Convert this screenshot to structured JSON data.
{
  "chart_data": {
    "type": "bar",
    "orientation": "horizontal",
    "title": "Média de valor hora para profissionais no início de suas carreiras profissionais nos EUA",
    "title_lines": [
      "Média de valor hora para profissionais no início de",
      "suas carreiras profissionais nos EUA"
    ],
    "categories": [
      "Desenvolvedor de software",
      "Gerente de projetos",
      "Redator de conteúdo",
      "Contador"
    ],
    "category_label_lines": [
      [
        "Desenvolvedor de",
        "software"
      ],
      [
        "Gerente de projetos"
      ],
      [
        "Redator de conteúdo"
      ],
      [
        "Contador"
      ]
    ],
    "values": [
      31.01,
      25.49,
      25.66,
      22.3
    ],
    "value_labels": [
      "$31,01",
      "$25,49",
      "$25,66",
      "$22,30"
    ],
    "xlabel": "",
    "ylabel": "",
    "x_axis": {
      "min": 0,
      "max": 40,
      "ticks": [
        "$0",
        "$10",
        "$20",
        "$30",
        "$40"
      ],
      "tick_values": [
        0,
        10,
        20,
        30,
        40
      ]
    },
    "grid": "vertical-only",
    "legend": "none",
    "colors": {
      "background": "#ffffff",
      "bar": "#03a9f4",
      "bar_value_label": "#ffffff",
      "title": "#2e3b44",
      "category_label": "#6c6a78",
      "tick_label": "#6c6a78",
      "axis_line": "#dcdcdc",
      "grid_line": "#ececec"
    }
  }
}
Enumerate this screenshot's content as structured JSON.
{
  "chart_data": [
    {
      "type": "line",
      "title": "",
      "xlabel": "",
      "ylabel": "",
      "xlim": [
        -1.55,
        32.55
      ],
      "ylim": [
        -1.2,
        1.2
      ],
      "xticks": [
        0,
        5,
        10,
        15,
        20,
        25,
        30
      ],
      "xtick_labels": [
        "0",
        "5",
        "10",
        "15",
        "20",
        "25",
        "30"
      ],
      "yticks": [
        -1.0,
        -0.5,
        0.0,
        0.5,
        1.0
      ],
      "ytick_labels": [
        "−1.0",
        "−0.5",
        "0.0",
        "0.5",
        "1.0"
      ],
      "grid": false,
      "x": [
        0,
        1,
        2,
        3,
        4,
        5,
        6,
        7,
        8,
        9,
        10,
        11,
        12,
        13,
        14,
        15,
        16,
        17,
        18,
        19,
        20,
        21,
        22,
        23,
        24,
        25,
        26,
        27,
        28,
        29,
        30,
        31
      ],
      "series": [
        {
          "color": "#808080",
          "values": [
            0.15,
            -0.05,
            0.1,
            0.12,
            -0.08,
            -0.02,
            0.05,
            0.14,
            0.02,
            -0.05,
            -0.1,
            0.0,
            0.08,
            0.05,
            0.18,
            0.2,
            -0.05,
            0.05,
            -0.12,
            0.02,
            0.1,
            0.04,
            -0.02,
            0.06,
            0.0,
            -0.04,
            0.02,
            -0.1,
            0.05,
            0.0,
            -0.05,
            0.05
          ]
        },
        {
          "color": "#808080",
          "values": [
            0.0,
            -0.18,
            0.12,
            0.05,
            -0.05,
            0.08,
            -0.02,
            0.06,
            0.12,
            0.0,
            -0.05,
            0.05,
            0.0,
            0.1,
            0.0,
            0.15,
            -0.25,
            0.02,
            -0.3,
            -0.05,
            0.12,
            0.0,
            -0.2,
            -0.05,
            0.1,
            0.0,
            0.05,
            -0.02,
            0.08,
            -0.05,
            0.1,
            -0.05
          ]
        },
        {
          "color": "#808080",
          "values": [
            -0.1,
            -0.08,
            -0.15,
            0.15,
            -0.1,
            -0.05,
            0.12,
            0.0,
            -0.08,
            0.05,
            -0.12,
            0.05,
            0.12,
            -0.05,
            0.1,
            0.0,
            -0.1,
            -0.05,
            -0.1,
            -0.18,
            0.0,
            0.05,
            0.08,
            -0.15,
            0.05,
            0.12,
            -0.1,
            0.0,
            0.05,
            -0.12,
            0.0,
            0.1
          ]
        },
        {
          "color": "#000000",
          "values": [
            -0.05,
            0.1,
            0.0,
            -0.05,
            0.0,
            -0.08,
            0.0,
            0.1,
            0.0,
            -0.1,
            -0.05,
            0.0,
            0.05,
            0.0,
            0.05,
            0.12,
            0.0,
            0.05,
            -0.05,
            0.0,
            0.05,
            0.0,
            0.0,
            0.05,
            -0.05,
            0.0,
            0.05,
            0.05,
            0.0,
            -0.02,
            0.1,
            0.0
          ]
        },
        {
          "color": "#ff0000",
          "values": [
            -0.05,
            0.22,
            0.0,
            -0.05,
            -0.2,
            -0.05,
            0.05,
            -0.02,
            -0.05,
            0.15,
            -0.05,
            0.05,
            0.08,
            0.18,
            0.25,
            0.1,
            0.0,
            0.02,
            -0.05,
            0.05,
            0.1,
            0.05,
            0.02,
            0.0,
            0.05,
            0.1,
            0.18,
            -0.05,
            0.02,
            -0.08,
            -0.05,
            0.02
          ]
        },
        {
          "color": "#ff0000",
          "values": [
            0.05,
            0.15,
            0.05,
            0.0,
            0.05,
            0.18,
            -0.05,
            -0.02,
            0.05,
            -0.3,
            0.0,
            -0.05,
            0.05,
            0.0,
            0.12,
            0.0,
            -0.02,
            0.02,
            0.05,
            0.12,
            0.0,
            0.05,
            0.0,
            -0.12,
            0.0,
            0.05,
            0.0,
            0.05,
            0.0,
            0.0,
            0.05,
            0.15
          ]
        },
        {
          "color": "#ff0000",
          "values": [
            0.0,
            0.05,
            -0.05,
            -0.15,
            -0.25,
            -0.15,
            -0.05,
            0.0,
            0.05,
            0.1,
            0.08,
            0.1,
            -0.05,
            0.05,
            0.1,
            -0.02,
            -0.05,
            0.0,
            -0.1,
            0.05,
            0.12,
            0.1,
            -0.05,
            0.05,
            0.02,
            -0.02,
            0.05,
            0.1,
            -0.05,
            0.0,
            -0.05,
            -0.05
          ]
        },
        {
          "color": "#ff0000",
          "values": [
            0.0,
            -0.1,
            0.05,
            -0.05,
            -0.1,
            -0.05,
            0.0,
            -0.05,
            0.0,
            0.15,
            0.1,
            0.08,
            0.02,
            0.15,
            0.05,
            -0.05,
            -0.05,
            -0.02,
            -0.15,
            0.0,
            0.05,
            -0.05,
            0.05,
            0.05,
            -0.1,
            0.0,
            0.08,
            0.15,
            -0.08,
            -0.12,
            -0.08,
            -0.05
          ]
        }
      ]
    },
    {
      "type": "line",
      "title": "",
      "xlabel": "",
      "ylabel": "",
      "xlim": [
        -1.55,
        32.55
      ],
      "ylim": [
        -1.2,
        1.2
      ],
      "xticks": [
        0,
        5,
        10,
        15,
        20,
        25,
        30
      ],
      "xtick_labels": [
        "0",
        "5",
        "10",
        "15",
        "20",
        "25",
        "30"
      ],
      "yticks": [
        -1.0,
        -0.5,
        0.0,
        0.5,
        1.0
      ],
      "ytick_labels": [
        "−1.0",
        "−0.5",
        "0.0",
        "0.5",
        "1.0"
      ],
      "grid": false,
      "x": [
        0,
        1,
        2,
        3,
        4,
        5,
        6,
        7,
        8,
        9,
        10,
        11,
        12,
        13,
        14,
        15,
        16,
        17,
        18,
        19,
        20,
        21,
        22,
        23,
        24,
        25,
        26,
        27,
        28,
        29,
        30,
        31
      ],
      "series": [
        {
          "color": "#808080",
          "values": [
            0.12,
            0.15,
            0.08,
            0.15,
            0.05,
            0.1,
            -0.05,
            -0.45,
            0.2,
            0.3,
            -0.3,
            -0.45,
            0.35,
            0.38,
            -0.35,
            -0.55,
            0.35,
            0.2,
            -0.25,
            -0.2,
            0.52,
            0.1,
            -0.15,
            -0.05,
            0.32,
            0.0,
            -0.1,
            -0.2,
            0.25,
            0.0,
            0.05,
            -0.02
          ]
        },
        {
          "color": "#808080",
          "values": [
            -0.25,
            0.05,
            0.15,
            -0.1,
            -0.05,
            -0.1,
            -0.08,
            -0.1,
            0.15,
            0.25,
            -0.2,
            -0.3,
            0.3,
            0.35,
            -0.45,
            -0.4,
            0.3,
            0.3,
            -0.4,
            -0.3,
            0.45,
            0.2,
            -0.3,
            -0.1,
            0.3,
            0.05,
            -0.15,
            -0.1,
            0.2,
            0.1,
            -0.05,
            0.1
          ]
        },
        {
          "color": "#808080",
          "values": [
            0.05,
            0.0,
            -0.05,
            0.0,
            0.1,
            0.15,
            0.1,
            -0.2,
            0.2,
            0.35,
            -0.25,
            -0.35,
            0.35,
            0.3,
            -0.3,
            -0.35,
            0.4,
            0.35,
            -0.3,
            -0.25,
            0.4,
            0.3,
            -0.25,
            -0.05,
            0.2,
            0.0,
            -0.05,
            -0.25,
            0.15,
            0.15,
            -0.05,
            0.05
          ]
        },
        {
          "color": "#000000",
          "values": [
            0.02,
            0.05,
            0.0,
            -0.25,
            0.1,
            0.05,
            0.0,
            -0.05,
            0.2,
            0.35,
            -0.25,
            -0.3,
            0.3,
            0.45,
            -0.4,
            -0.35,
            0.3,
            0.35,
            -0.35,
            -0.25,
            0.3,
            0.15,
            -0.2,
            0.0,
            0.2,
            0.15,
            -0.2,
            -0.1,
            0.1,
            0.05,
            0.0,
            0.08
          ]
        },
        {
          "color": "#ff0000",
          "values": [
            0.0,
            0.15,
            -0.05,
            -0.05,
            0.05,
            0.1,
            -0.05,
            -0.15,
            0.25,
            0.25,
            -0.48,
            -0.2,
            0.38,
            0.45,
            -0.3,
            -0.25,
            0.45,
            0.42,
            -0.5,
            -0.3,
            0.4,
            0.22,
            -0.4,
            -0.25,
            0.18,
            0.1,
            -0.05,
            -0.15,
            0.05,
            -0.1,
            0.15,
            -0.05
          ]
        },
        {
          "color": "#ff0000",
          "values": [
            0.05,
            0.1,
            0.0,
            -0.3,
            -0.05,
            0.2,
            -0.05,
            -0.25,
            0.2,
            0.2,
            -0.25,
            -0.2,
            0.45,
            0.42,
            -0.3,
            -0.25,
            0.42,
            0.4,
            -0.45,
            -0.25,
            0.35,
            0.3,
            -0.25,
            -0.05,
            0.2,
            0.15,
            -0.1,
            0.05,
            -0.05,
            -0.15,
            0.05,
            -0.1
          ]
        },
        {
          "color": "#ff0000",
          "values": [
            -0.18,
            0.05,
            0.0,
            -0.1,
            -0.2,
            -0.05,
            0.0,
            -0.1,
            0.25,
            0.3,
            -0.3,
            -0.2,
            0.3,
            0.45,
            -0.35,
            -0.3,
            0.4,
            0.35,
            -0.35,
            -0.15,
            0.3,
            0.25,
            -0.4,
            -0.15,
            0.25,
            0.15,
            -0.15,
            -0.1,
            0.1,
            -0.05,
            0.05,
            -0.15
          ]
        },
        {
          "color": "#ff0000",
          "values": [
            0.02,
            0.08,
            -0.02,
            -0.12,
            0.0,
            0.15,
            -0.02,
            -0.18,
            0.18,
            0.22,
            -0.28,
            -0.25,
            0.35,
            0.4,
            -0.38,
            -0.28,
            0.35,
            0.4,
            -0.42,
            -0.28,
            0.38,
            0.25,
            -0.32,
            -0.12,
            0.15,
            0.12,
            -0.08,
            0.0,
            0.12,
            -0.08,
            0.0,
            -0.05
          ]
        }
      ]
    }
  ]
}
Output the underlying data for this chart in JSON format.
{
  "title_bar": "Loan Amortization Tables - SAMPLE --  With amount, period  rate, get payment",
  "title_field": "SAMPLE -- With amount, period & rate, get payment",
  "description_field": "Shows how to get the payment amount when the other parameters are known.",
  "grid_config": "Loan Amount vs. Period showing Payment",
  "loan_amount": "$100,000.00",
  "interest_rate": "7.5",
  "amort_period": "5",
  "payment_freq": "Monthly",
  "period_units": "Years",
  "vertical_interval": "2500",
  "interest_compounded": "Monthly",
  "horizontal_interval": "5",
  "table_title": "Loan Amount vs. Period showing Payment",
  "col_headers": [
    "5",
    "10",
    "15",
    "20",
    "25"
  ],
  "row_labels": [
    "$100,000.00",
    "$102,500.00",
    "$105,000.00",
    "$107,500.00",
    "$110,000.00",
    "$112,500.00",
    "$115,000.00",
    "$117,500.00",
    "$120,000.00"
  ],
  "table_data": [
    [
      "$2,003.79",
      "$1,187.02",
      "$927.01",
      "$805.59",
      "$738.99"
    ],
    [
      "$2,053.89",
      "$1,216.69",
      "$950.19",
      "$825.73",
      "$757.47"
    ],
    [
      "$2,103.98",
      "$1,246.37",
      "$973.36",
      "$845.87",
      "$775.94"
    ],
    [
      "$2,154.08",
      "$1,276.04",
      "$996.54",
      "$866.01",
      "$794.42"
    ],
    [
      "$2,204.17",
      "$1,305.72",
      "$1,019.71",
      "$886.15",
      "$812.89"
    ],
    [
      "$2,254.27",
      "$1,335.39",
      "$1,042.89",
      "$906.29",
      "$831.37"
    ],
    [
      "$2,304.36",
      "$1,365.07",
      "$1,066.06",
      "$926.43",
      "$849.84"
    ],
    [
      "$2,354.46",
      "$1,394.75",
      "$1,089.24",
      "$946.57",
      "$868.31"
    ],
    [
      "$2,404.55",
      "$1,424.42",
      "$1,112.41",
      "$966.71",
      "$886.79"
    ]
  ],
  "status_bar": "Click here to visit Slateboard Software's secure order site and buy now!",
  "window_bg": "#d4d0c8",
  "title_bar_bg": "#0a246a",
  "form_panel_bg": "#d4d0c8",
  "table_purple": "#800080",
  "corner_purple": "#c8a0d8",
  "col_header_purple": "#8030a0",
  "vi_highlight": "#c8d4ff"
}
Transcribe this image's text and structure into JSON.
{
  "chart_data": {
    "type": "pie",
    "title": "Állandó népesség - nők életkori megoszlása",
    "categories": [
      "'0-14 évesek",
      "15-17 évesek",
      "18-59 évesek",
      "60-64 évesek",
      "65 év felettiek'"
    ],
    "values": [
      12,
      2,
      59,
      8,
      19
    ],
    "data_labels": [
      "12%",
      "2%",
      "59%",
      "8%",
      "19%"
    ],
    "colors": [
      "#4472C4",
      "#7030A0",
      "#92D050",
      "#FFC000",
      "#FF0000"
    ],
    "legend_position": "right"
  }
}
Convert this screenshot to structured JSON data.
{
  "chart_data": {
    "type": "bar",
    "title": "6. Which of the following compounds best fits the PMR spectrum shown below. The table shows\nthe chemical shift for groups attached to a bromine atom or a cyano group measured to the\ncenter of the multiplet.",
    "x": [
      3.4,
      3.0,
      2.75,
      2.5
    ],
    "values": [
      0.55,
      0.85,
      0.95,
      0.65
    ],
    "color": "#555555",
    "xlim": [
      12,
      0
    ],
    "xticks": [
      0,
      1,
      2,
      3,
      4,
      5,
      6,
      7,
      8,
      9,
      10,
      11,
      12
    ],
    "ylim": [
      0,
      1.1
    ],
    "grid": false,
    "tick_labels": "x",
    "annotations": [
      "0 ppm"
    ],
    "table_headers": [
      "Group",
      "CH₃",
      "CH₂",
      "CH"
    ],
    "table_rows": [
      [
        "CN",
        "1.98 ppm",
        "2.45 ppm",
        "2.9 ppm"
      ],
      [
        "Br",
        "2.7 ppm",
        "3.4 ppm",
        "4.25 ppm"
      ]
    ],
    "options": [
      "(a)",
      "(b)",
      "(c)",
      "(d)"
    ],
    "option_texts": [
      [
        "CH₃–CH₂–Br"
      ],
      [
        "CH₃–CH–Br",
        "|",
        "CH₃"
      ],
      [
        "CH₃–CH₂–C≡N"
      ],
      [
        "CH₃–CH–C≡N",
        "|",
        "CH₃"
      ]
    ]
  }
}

--------------------

From the material above, gather all lines that include the string "With" and copy them.

  "title_bar": "Loan Amortization Tables - SAMPLE --  With amount, period  rate, get payment",
  "title_field": "SAMPLE -- With amount, period & rate, get payment",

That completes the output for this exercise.